• _Given problem_: Search the material below for the string "been" and extract each line that has it.

[Collection entries]
☆ ☆ ☆ ☆ ☆
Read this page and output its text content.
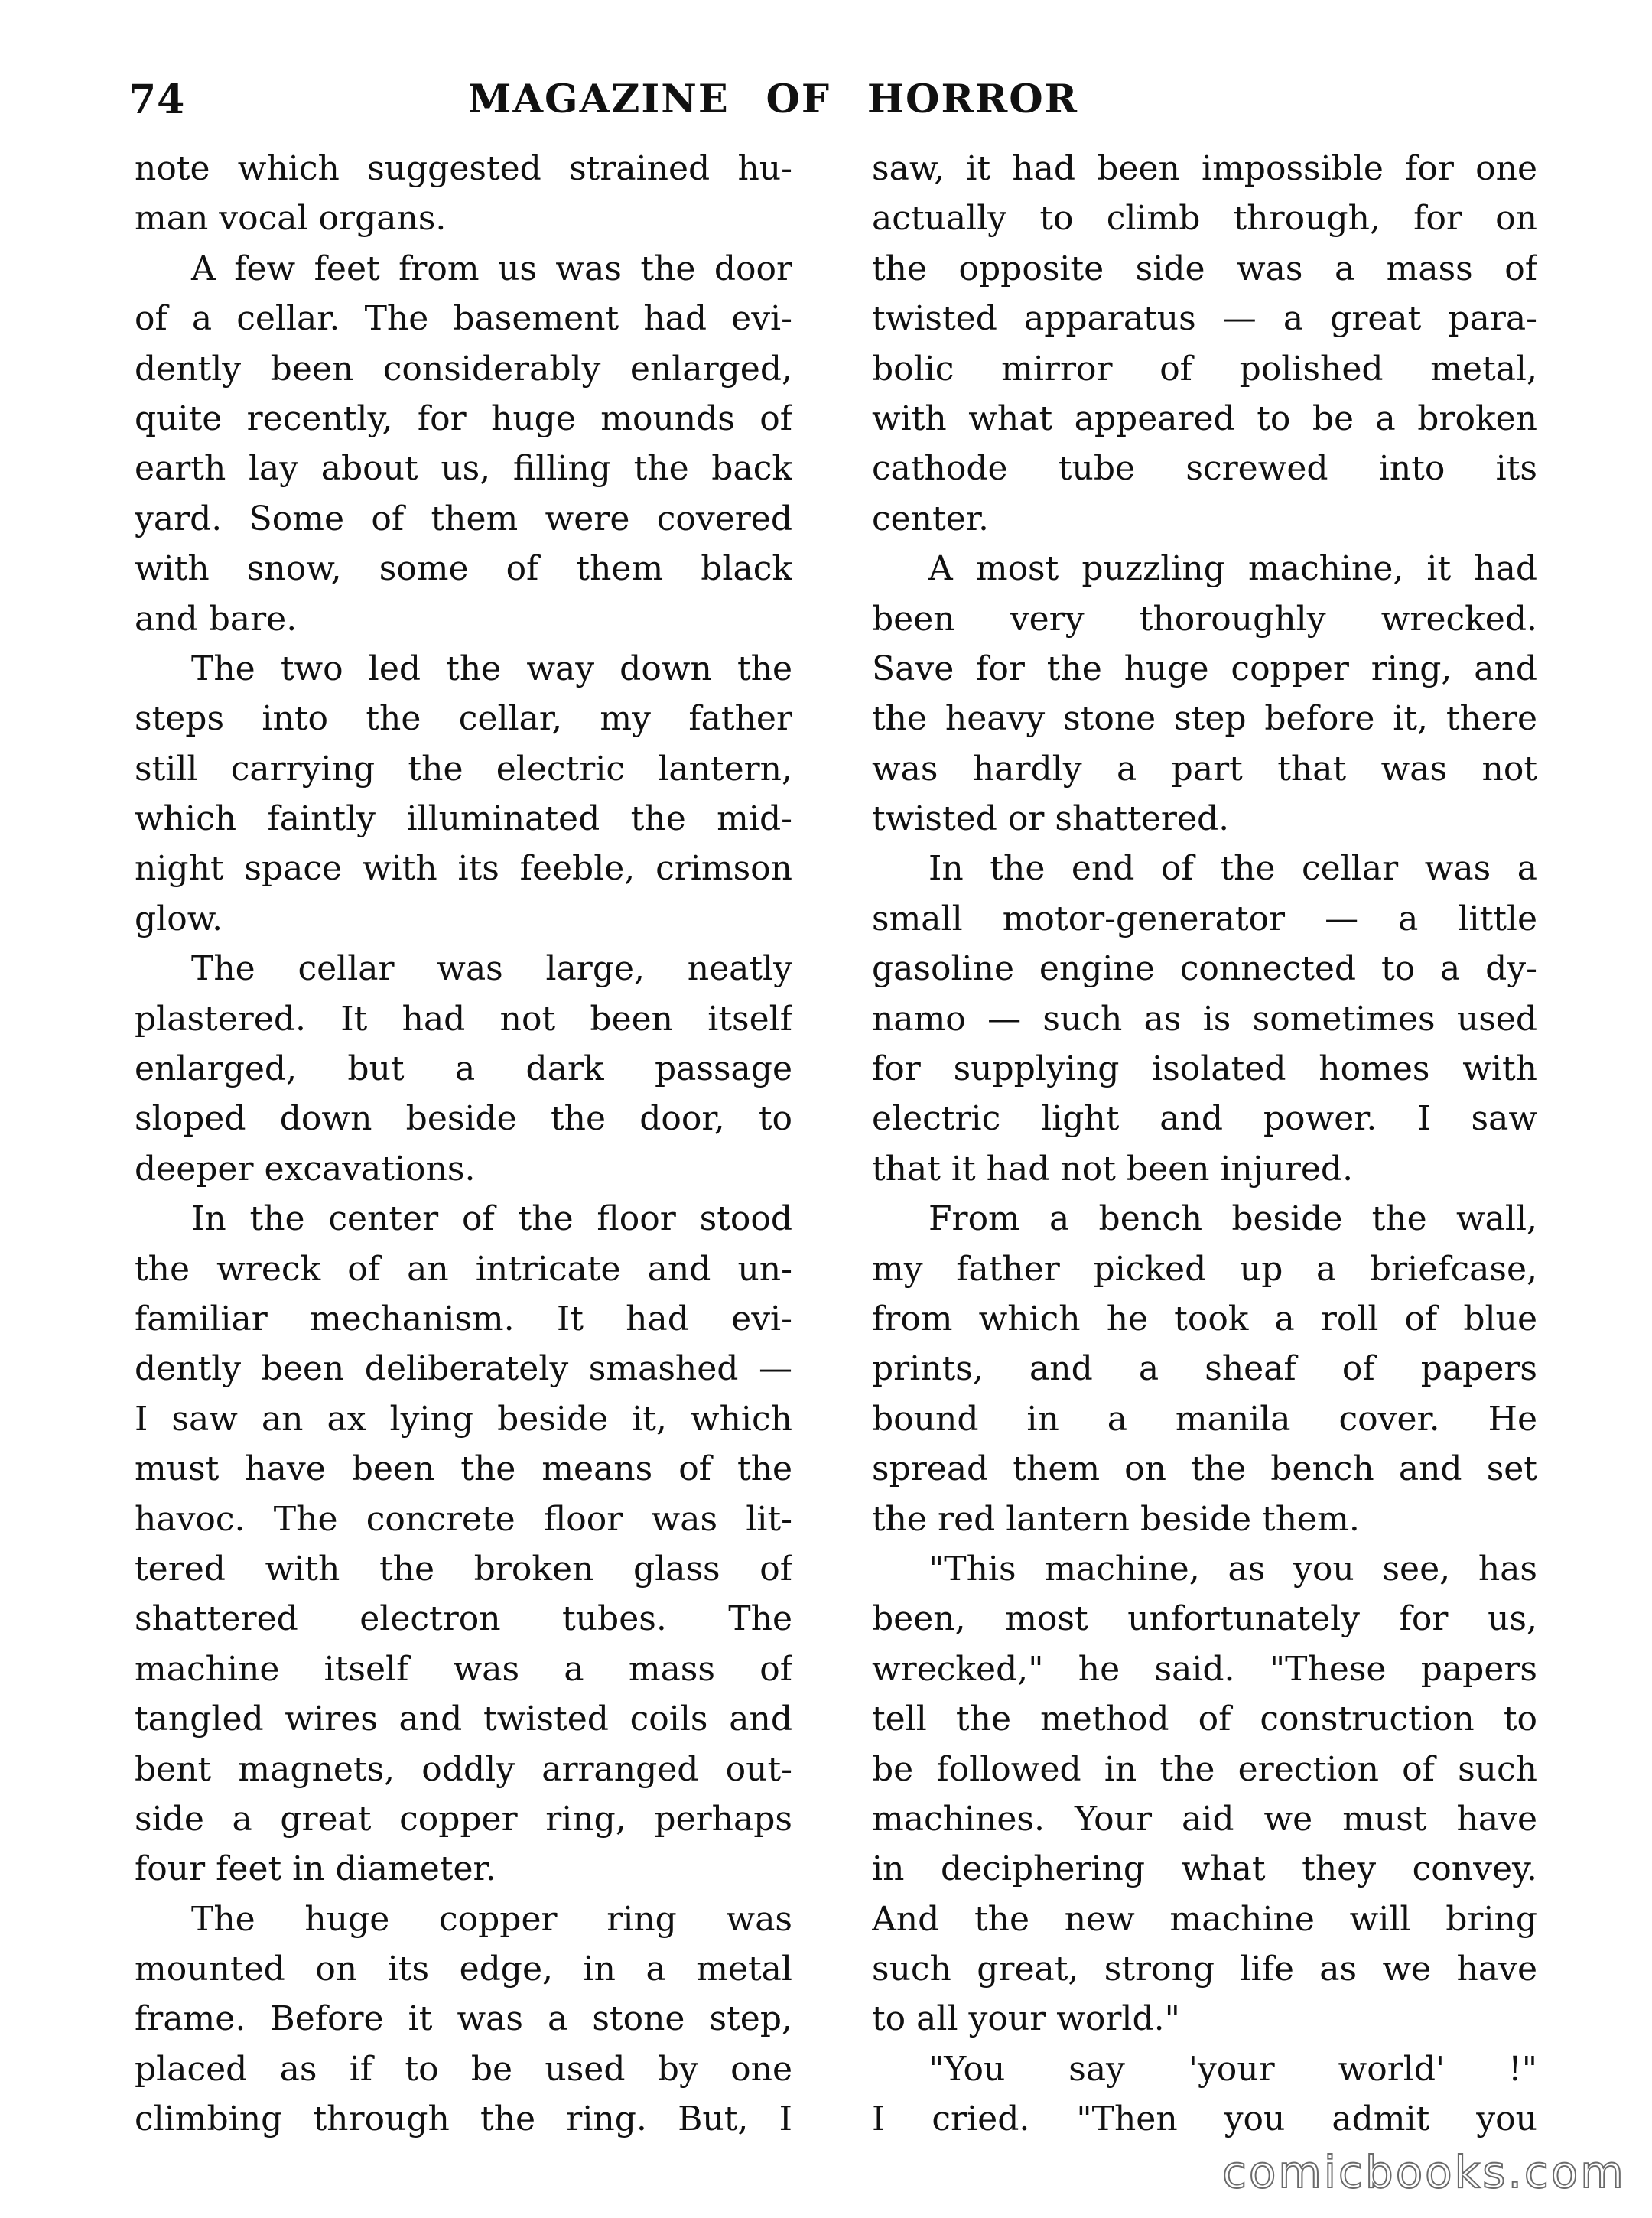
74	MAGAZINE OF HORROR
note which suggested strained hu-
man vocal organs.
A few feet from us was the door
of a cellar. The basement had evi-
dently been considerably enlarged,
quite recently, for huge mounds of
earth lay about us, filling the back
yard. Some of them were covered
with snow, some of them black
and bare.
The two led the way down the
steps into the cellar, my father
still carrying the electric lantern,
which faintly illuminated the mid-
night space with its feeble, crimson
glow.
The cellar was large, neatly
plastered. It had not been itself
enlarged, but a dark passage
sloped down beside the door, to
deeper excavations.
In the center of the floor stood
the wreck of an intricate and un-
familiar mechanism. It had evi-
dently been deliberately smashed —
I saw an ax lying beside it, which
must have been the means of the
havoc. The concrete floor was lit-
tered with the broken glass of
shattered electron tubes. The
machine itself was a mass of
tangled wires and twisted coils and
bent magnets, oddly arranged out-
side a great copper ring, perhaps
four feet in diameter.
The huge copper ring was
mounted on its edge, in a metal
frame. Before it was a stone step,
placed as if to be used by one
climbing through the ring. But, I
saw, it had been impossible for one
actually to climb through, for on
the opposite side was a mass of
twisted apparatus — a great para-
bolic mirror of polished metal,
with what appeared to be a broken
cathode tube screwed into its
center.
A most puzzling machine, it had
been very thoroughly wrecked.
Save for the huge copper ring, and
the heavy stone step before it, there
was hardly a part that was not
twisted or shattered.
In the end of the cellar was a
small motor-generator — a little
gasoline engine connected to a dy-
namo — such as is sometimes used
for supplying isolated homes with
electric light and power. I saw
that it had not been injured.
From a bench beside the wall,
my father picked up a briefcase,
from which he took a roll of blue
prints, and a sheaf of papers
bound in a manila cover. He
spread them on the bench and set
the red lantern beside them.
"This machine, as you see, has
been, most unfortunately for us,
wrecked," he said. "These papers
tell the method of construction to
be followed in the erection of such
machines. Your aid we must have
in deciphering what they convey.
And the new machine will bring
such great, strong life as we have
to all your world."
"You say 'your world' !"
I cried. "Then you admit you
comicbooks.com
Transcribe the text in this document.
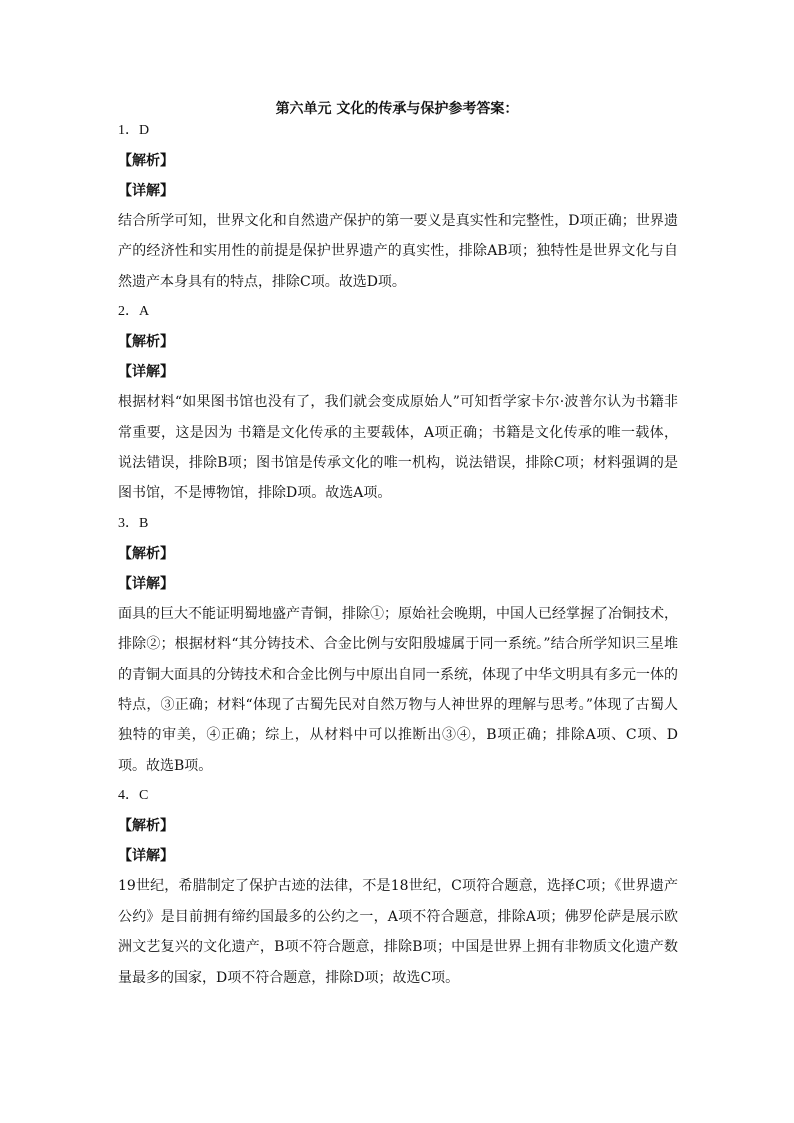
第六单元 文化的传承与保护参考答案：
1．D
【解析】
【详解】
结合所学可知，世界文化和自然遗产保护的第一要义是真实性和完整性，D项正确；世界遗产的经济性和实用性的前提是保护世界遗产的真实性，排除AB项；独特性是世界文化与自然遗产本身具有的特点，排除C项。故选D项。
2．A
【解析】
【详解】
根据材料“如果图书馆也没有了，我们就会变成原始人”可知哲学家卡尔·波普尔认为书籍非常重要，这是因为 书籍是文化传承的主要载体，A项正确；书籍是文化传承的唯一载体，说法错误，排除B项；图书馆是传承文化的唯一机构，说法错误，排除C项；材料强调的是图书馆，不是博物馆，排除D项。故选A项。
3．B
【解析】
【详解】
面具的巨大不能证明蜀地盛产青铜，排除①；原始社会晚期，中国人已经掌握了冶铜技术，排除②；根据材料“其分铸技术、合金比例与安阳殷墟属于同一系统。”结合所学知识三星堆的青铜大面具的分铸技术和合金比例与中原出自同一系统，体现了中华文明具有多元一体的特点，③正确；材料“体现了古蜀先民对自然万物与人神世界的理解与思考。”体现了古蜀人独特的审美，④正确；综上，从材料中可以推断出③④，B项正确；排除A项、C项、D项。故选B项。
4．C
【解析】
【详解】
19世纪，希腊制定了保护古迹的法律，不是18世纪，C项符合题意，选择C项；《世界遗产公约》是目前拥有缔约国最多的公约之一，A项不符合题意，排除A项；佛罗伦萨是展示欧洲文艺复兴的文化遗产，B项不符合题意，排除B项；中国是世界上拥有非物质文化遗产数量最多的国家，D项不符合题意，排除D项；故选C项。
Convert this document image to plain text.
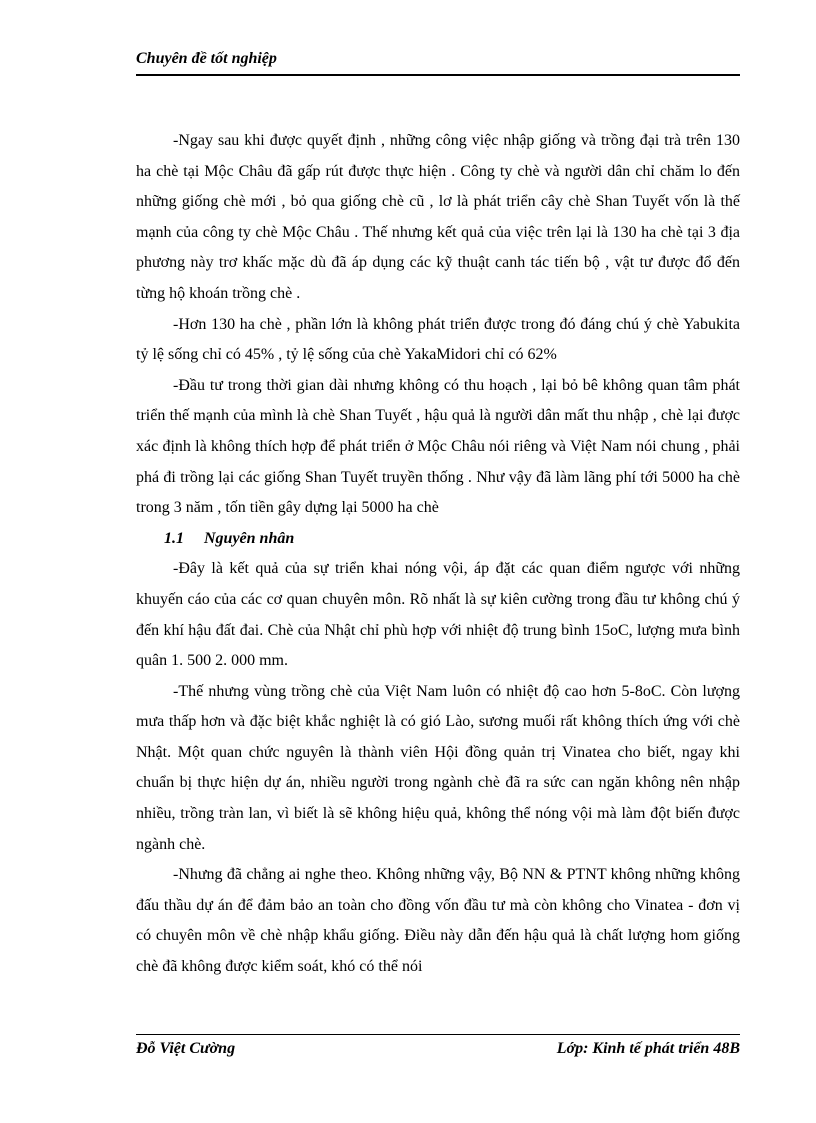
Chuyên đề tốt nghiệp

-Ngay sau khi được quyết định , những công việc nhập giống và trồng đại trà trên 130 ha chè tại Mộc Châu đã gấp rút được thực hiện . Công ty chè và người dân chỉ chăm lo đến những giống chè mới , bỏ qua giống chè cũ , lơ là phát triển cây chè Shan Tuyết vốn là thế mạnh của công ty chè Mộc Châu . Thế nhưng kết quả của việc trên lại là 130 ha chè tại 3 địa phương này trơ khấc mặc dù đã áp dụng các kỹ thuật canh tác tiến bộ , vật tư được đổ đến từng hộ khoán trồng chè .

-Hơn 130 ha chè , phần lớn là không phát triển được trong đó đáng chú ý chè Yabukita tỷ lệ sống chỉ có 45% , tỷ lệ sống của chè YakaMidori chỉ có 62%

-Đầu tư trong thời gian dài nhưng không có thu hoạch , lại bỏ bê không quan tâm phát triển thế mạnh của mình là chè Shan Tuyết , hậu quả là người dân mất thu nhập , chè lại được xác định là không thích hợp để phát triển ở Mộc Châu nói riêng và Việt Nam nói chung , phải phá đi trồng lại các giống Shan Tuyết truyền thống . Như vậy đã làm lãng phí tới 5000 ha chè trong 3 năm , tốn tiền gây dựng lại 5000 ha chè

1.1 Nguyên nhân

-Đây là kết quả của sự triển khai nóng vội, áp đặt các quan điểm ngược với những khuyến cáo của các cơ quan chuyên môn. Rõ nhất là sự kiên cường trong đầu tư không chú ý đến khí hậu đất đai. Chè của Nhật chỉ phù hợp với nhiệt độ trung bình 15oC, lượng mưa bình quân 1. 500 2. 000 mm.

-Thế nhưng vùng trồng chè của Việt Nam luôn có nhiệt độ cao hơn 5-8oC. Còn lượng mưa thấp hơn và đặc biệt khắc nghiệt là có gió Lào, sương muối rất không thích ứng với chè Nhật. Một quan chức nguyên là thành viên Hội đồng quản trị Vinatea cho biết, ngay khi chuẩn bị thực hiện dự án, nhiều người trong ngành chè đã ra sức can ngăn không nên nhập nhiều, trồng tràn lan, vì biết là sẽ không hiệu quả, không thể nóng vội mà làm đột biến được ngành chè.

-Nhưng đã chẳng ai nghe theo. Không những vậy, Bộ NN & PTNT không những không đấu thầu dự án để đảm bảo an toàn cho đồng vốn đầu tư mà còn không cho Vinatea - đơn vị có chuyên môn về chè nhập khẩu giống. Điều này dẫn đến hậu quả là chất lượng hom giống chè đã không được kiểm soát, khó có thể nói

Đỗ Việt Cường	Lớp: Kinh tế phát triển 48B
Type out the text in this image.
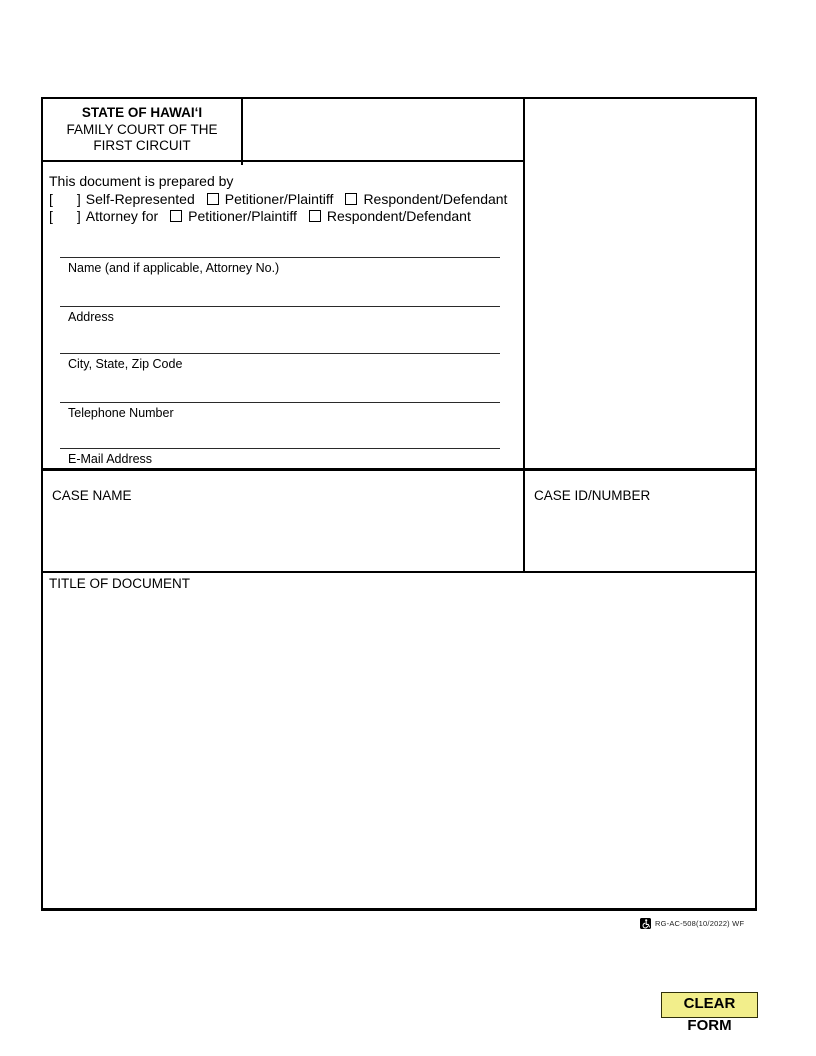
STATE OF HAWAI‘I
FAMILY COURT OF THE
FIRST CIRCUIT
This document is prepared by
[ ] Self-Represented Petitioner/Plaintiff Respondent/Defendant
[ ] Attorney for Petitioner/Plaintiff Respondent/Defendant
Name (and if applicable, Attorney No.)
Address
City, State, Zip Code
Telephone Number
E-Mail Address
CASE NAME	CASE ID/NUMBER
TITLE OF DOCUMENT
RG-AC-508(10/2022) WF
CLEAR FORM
☆ ☆ ☆ ☆ ☆
• _Task answer_:
dently been considerably enlarged,
plastered. It had not been itself
dently been deliberately smashed —
must have been the means of the
saw, it had been impossible for one
been very thoroughly wrecked.
that it had not been injured.
been, most unfortunately for us,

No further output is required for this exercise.